Set down each line of the material that follows, exactly, with no pictures.
━━ Task inputs ━━
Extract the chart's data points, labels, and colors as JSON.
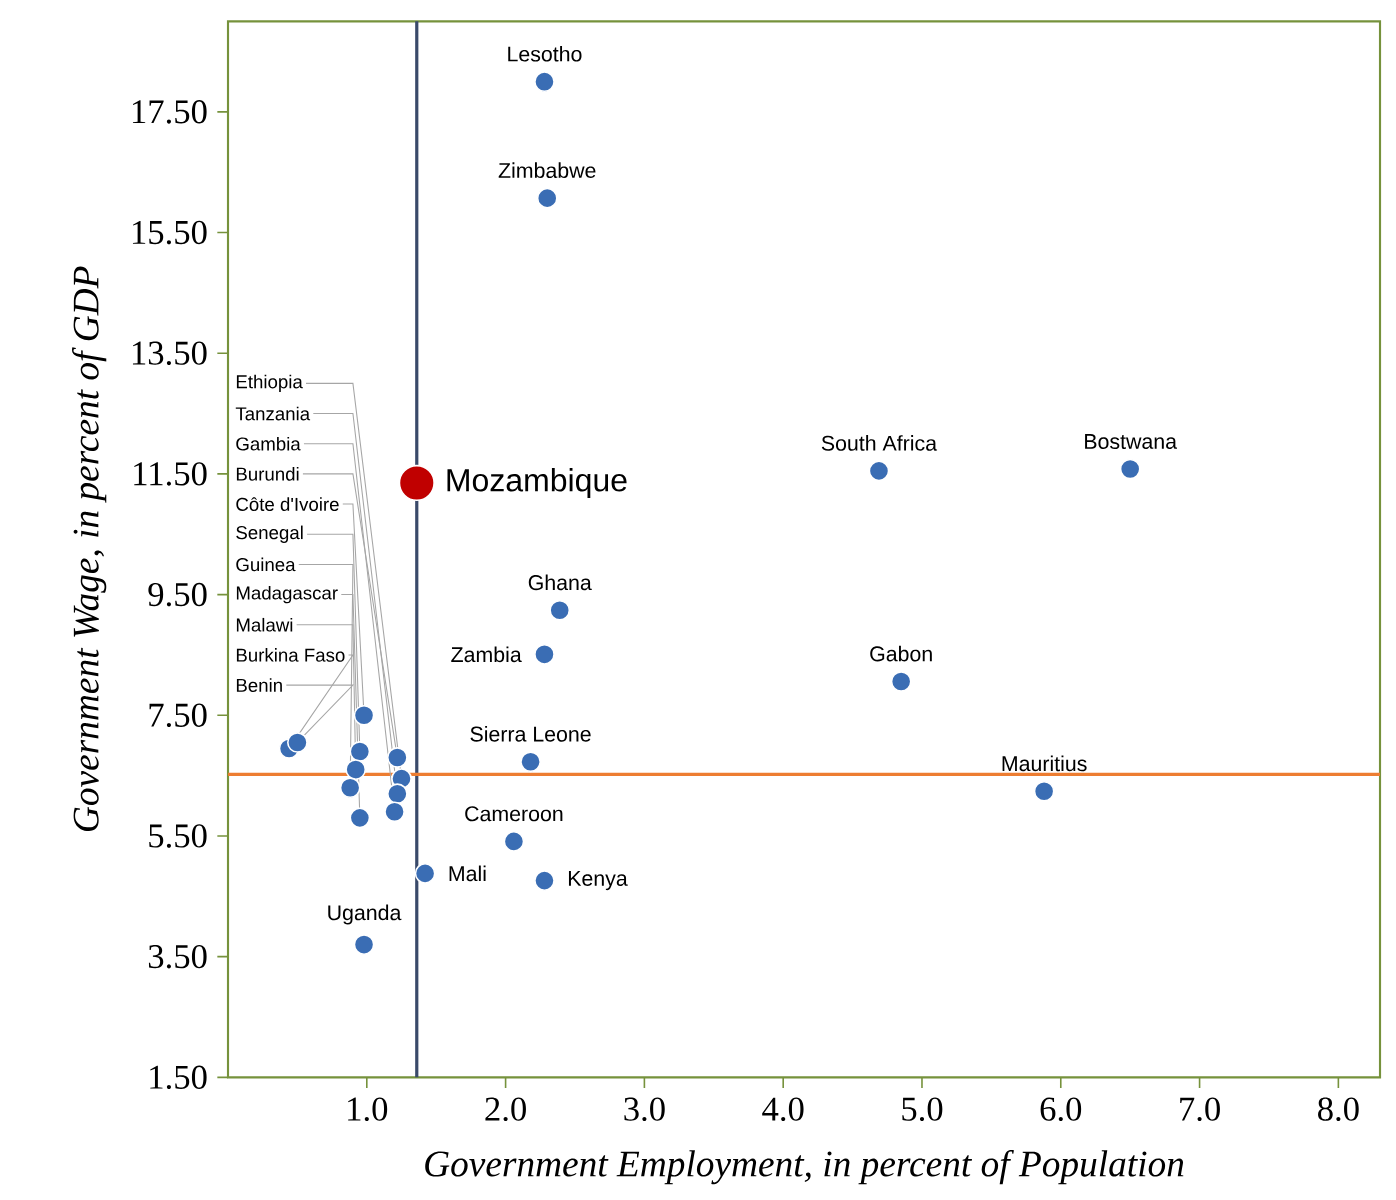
{
  "chart_data": {
    "type": "scatter",
    "xlabel": "Government Employment, in percent of Population",
    "ylabel": "Government Wage, in percent of GDP",
    "marker": "circle",
    "xlim": [
      0,
      8.3
    ],
    "ylim": [
      1.5,
      19
    ],
    "xticks": [
      {
        "value": 1,
        "label": "1.0"
      },
      {
        "value": 2,
        "label": "2.0"
      },
      {
        "value": 3,
        "label": "3.0"
      },
      {
        "value": 4,
        "label": "4.0"
      },
      {
        "value": 5,
        "label": "5.0"
      },
      {
        "value": 6,
        "label": "6.0"
      },
      {
        "value": 7,
        "label": "7.0"
      },
      {
        "value": 8,
        "label": "8.0"
      }
    ],
    "yticks": [
      {
        "value": 1.5,
        "label": "1.50"
      },
      {
        "value": 3.5,
        "label": "3.50"
      },
      {
        "value": 5.5,
        "label": "5.50"
      },
      {
        "value": 7.5,
        "label": "7.50"
      },
      {
        "value": 9.5,
        "label": "9.50"
      },
      {
        "value": 11.5,
        "label": "11.50"
      },
      {
        "value": 13.5,
        "label": "13.50"
      },
      {
        "value": 15.5,
        "label": "15.50"
      },
      {
        "value": 17.5,
        "label": "17.50"
      }
    ],
    "series": [
      {
        "color": "#3a6db4",
        "x": [
          2.28,
          2.3,
          4.69,
          6.5,
          2.39,
          2.28,
          4.85,
          5.88,
          2.18,
          2.06,
          2.28,
          1.42,
          0.98,
          0.98,
          1.22,
          0.95,
          0.44,
          0.92,
          0.5,
          1.25,
          1.22,
          0.88,
          1.2,
          0.95
        ],
        "values": [
          18.0,
          16.07,
          11.55,
          11.58,
          9.24,
          8.51,
          8.06,
          6.24,
          6.73,
          5.41,
          4.76,
          4.88,
          3.7,
          7.5,
          6.8,
          6.9,
          6.95,
          6.6,
          7.05,
          6.45,
          6.2,
          6.3,
          5.9,
          5.8
        ]
      },
      {
        "name": "Mozambique",
        "color": "#c00000",
        "x": [
          1.36
        ],
        "values": [
          11.35
        ]
      }
    ],
    "ref_lines": [
      {
        "axis": "x",
        "value": 1.36,
        "color": "#3a4a6a"
      },
      {
        "axis": "y",
        "value": 6.52,
        "color": "#ed7d31"
      }
    ],
    "annotations": [
      {
        "text": "Lesotho",
        "x": 2.28,
        "y": 18.0
      },
      {
        "text": "Zimbabwe",
        "x": 2.3,
        "y": 16.07
      },
      {
        "text": "South  Africa",
        "x": 4.69,
        "y": 11.55
      },
      {
        "text": "Bostwana",
        "x": 6.5,
        "y": 11.58
      },
      {
        "text": "Ghana",
        "x": 2.39,
        "y": 9.24
      },
      {
        "text": "Zambia",
        "x": 2.28,
        "y": 8.51
      },
      {
        "text": "Gabon",
        "x": 4.85,
        "y": 8.06
      },
      {
        "text": "Mauritius",
        "x": 5.88,
        "y": 6.24
      },
      {
        "text": "Sierra Leone",
        "x": 2.18,
        "y": 6.73
      },
      {
        "text": "Cameroon",
        "x": 2.06,
        "y": 5.41
      },
      {
        "text": "Kenya",
        "x": 2.28,
        "y": 4.76
      },
      {
        "text": "Mali",
        "x": 1.42,
        "y": 4.88
      },
      {
        "text": "Uganda",
        "x": 0.98,
        "y": 3.7
      },
      {
        "text": "Côte d'Ivoire",
        "x": 0.98,
        "y": 7.5
      },
      {
        "text": "Burundi",
        "x": 1.22,
        "y": 6.8
      },
      {
        "text": "Senegal",
        "x": 0.95,
        "y": 6.9
      },
      {
        "text": "Burkina Faso",
        "x": 0.44,
        "y": 6.95
      },
      {
        "text": "Malawi",
        "x": 0.92,
        "y": 6.6
      },
      {
        "text": "Benin",
        "x": 0.5,
        "y": 7.05
      },
      {
        "text": "Ethiopia",
        "x": 1.25,
        "y": 6.45
      },
      {
        "text": "Tanzania",
        "x": 1.22,
        "y": 6.2
      },
      {
        "text": "Guinea",
        "x": 0.88,
        "y": 6.3
      },
      {
        "text": "Gambia",
        "x": 1.2,
        "y": 5.9
      },
      {
        "text": "Madagascar",
        "x": 0.95,
        "y": 5.8
      }
    ]
  }
}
━━━
§ **Worked answer**:
Extract the chart's data points, labels, and colors as JSON.
{
  "chart_data": {
    "type": "scatter",
    "xlabel": "Government Employment, in percent of Population",
    "ylabel": "Government Wage, in percent of GDP",
    "marker": "circle",
    "xlim": [
      0,
      8.3
    ],
    "ylim": [
      1.5,
      19
    ],
    "xticks": [
      {
        "value": 1,
        "label": "1.0"
      },
      {
        "value": 2,
        "label": "2.0"
      },
      {
        "value": 3,
        "label": "3.0"
      },
      {
        "value": 4,
        "label": "4.0"
      },
      {
        "value": 5,
        "label": "5.0"
      },
      {
        "value": 6,
        "label": "6.0"
      },
      {
        "value": 7,
        "label": "7.0"
      },
      {
        "value": 8,
        "label": "8.0"
      }
    ],
    "yticks": [
      {
        "value": 1.5,
        "label": "1.50"
      },
      {
        "value": 3.5,
        "label": "3.50"
      },
      {
        "value": 5.5,
        "label": "5.50"
      },
      {
        "value": 7.5,
        "label": "7.50"
      },
      {
        "value": 9.5,
        "label": "9.50"
      },
      {
        "value": 11.5,
        "label": "11.50"
      },
      {
        "value": 13.5,
        "label": "13.50"
      },
      {
        "value": 15.5,
        "label": "15.50"
      },
      {
        "value": 17.5,
        "label": "17.50"
      }
    ],
    "series": [
      {
        "color": "#3a6db4",
        "x": [
          2.28,
          2.3,
          4.69,
          6.5,
          2.39,
          2.28,
          4.85,
          5.88,
          2.18,
          2.06,
          2.28,
          1.42,
          0.98,
          0.98,
          1.22,
          0.95,
          0.44,
          0.92,
          0.5,
          1.25,
          1.22,
          0.88,
          1.2,
          0.95
        ],
        "values": [
          18.0,
          16.07,
          11.55,
          11.58,
          9.24,
          8.51,
          8.06,
          6.24,
          6.73,
          5.41,
          4.76,
          4.88,
          3.7,
          7.5,
          6.8,
          6.9,
          6.95,
          6.6,
          7.05,
          6.45,
          6.2,
          6.3,
          5.9,
          5.8
        ]
      },
      {
        "name": "Mozambique",
        "color": "#c00000",
        "x": [
          1.36
        ],
        "values": [
          11.35
        ]
      }
    ],
    "ref_lines": [
      {
        "axis": "x",
        "value": 1.36,
        "color": "#3a4a6a"
      },
      {
        "axis": "y",
        "value": 6.52,
        "color": "#ed7d31"
      }
    ],
    "annotations": [
      {
        "text": "Lesotho",
        "x": 2.28,
        "y": 18.0
      },
      {
        "text": "Zimbabwe",
        "x": 2.3,
        "y": 16.07
      },
      {
        "text": "South  Africa",
        "x": 4.69,
        "y": 11.55
      },
      {
        "text": "Bostwana",
        "x": 6.5,
        "y": 11.58
      },
      {
        "text": "Ghana",
        "x": 2.39,
        "y": 9.24
      },
      {
        "text": "Zambia",
        "x": 2.28,
        "y": 8.51
      },
      {
        "text": "Gabon",
        "x": 4.85,
        "y": 8.06
      },
      {
        "text": "Mauritius",
        "x": 5.88,
        "y": 6.24
      },
      {
        "text": "Sierra Leone",
        "x": 2.18,
        "y": 6.73
      },
      {
        "text": "Cameroon",
        "x": 2.06,
        "y": 5.41
      },
      {
        "text": "Kenya",
        "x": 2.28,
        "y": 4.76
      },
      {
        "text": "Mali",
        "x": 1.42,
        "y": 4.88
      },
      {
        "text": "Uganda",
        "x": 0.98,
        "y": 3.7
      },
      {
        "text": "Côte d'Ivoire",
        "x": 0.98,
        "y": 7.5
      },
      {
        "text": "Burundi",
        "x": 1.22,
        "y": 6.8
      },
      {
        "text": "Senegal",
        "x": 0.95,
        "y": 6.9
      },
      {
        "text": "Burkina Faso",
        "x": 0.44,
        "y": 6.95
      },
      {
        "text": "Malawi",
        "x": 0.92,
        "y": 6.6
      },
      {
        "text": "Benin",
        "x": 0.5,
        "y": 7.05
      },
      {
        "text": "Ethiopia",
        "x": 1.25,
        "y": 6.45
      },
      {
        "text": "Tanzania",
        "x": 1.22,
        "y": 6.2
      },
      {
        "text": "Guinea",
        "x": 0.88,
        "y": 6.3
      },
      {
        "text": "Gambia",
        "x": 1.2,
        "y": 5.9
      },
      {
        "text": "Madagascar",
        "x": 0.95,
        "y": 5.8
      }
    ]
  }
}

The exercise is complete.